● EXERCISE PROMPT:
The entries below are to be repeated exactly as they stand.

>> Start

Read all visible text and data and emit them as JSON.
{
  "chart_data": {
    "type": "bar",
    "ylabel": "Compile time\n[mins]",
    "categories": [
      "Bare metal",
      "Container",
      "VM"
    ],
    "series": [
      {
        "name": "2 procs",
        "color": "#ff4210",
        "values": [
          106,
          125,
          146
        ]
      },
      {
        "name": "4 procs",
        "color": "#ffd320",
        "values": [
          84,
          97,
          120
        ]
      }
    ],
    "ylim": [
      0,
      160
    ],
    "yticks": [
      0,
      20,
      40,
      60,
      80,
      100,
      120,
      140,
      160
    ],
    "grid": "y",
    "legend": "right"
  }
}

>> End

● REPLY TO THE EXERCISE:
Read all visible text and data and emit them as JSON.
{
  "chart_data": {
    "type": "bar",
    "ylabel": "Compile time\n[mins]",
    "categories": [
      "Bare metal",
      "Container",
      "VM"
    ],
    "series": [
      {
        "name": "2 procs",
        "color": "#ff4210",
        "values": [
          106,
          125,
          146
        ]
      },
      {
        "name": "4 procs",
        "color": "#ffd320",
        "values": [
          84,
          97,
          120
        ]
      }
    ],
    "ylim": [
      0,
      160
    ],
    "yticks": [
      0,
      20,
      40,
      60,
      80,
      100,
      120,
      140,
      160
    ],
    "grid": "y",
    "legend": "right"
  }
}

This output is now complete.